***** Extracted records

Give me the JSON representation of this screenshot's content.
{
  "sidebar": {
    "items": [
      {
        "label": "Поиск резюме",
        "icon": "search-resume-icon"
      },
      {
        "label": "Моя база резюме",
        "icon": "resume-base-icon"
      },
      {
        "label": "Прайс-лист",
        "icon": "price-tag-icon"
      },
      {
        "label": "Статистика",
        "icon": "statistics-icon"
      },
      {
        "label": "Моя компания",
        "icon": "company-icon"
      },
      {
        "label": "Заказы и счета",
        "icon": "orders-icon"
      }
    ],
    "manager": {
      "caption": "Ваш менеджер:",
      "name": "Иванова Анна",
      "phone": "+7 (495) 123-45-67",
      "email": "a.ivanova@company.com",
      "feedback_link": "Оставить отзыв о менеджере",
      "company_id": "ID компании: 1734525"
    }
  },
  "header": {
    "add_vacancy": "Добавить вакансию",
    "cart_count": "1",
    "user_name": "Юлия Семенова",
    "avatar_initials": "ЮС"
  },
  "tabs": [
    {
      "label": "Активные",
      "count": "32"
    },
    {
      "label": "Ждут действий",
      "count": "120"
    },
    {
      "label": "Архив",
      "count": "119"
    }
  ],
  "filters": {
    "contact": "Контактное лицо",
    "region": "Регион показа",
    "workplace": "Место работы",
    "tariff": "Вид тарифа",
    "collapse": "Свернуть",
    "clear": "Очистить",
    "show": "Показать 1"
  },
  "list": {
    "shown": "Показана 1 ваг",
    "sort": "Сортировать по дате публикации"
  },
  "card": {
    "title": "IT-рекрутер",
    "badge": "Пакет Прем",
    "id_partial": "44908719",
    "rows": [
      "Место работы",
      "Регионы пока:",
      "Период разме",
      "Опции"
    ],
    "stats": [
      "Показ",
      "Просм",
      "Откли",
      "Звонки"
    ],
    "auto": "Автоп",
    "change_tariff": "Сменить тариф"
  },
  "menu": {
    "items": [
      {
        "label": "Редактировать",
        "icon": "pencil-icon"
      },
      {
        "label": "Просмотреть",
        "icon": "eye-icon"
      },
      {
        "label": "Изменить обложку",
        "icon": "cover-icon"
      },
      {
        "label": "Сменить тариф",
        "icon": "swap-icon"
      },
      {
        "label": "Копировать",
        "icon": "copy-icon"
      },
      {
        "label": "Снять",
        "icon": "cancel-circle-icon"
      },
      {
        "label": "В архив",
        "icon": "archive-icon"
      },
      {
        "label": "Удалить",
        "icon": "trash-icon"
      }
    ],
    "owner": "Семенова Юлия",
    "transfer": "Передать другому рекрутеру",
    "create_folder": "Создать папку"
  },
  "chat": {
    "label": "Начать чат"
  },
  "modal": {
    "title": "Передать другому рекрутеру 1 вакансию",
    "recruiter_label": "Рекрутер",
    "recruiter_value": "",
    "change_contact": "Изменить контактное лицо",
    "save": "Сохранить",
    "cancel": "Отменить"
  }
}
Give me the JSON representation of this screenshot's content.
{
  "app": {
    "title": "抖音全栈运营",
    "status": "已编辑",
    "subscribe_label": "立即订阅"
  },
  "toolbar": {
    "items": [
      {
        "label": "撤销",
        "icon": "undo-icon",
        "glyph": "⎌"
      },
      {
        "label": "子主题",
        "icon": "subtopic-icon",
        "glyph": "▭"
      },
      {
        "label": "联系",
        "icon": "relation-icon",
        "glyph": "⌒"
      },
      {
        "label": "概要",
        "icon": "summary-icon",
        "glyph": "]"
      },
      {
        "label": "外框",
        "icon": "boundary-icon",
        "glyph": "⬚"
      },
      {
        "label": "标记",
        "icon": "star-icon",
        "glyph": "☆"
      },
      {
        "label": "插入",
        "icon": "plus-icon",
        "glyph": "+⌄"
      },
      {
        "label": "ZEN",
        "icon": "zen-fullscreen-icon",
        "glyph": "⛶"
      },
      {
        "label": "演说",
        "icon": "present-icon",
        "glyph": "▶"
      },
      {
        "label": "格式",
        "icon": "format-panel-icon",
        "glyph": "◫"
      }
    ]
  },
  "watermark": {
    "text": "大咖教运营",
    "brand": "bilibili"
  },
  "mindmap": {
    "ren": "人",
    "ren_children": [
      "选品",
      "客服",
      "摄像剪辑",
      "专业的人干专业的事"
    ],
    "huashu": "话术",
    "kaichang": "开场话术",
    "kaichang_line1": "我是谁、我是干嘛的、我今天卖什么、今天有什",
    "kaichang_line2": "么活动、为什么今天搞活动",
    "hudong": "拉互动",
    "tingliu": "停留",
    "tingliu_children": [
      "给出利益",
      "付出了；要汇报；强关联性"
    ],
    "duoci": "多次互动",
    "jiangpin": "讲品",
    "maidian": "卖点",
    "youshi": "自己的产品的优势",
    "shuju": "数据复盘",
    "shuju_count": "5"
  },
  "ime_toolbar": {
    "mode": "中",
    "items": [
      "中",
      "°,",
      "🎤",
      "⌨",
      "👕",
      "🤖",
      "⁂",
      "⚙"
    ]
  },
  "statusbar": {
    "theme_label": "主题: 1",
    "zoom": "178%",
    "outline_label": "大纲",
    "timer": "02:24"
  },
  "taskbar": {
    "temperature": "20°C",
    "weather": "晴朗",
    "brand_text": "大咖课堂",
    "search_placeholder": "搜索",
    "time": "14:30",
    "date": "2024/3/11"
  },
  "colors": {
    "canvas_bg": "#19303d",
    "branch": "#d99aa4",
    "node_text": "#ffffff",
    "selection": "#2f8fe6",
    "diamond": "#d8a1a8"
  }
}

**********

Problem | Find every line in the records above that contains the word "другому", and copy each one.

Solution below |
    "transfer": "Передать другому рекрутеру",
    "title": "Передать другому рекрутеру 1 вакансию",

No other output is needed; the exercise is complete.